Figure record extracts
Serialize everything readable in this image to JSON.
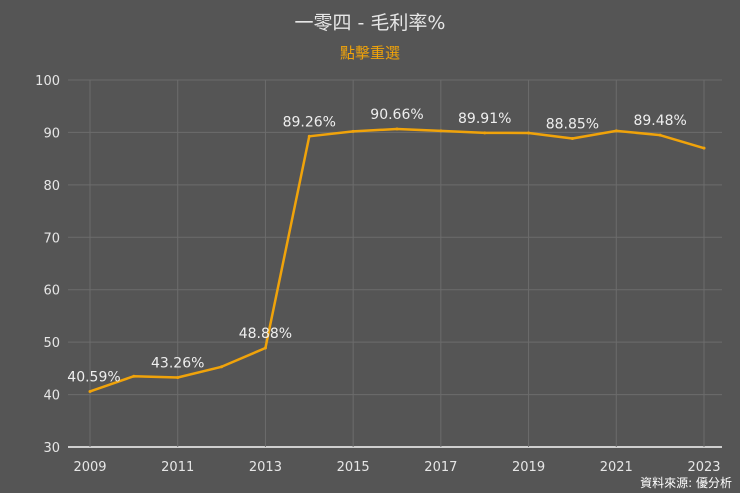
{
  "chart_data": {
    "type": "line",
    "title": "一零四 - 毛利率%",
    "subtitle": "點擊重選",
    "x": [
      2009,
      2010,
      2011,
      2012,
      2013,
      2014,
      2015,
      2016,
      2017,
      2018,
      2019,
      2020,
      2021,
      2022,
      2023
    ],
    "series": [
      {
        "values": [
          40.59,
          43.5,
          43.26,
          45.3,
          48.88,
          89.26,
          90.2,
          90.66,
          90.3,
          89.91,
          89.9,
          88.85,
          90.3,
          89.48,
          87.0
        ]
      }
    ],
    "data_labels": [
      "40.59%",
      null,
      "43.26%",
      null,
      "48.88%",
      "89.26%",
      null,
      "90.66%",
      null,
      "89.91%",
      null,
      "88.85%",
      null,
      "89.48%",
      null
    ],
    "x_ticks": [
      "2009",
      "2011",
      "2013",
      "2015",
      "2017",
      "2019",
      "2021",
      "2023"
    ],
    "y_ticks": [
      "30",
      "40",
      "50",
      "60",
      "70",
      "80",
      "90",
      "100"
    ],
    "xlim": [
      2009,
      2023
    ],
    "ylim": [
      30,
      100
    ],
    "grid": true,
    "line_color": "#f0a30a",
    "background_color": "#555555"
  },
  "credit": "資料來源: 優分析"
}
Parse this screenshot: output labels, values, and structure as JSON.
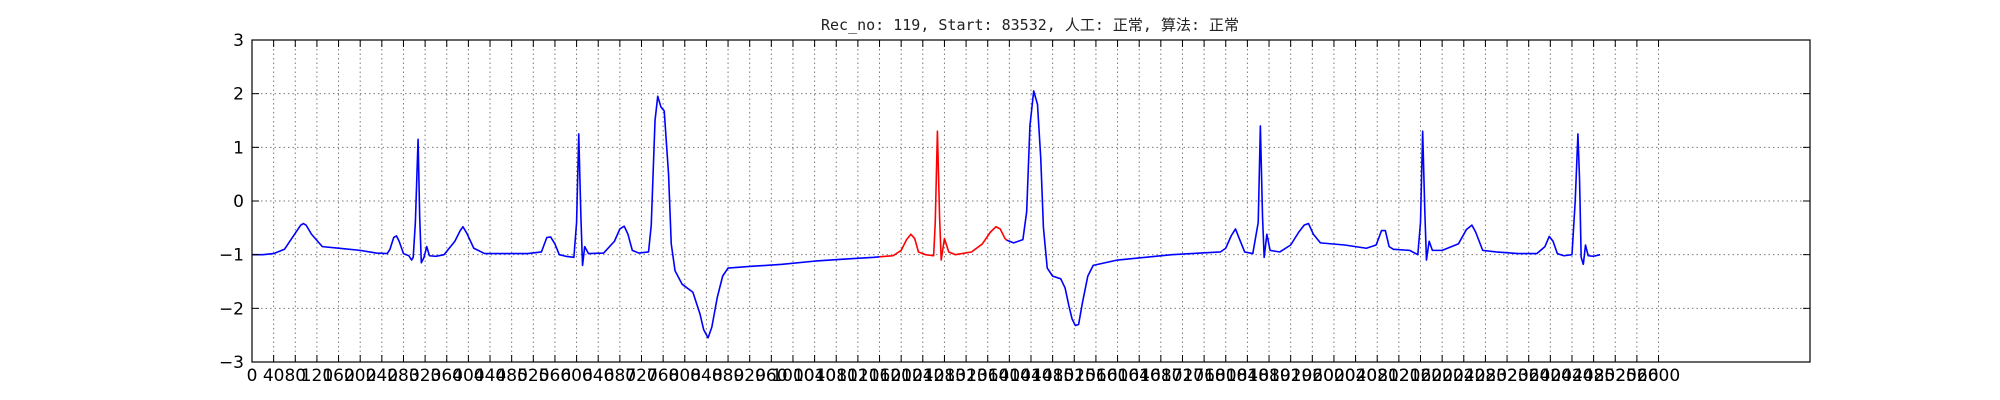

▶ Challenge:
Copy the listing exactly. Any image in it stays out of the copy.

▶ Result:
Serialize everything readable in this image to JSON.
{
  "chart_data": {
    "type": "line",
    "title": "一零四 - 毛利率%",
    "subtitle": "點擊重選",
    "x": [
      2009,
      2010,
      2011,
      2012,
      2013,
      2014,
      2015,
      2016,
      2017,
      2018,
      2019,
      2020,
      2021,
      2022,
      2023
    ],
    "series": [
      {
        "values": [
          40.59,
          43.5,
          43.26,
          45.3,
          48.88,
          89.26,
          90.2,
          90.66,
          90.3,
          89.91,
          89.9,
          88.85,
          90.3,
          89.48,
          87.0
        ]
      }
    ],
    "data_labels": [
      "40.59%",
      null,
      "43.26%",
      null,
      "48.88%",
      "89.26%",
      null,
      "90.66%",
      null,
      "89.91%",
      null,
      "88.85%",
      null,
      "89.48%",
      null
    ],
    "x_ticks": [
      "2009",
      "2011",
      "2013",
      "2015",
      "2017",
      "2019",
      "2021",
      "2023"
    ],
    "y_ticks": [
      "30",
      "40",
      "50",
      "60",
      "70",
      "80",
      "90",
      "100"
    ],
    "xlim": [
      2009,
      2023
    ],
    "ylim": [
      30,
      100
    ],
    "grid": true,
    "line_color": "#f0a30a",
    "background_color": "#555555"
  },
  "credit": "資料來源: 優分析"
}
Parse this screenshot: output labels, values, and structure as JSON.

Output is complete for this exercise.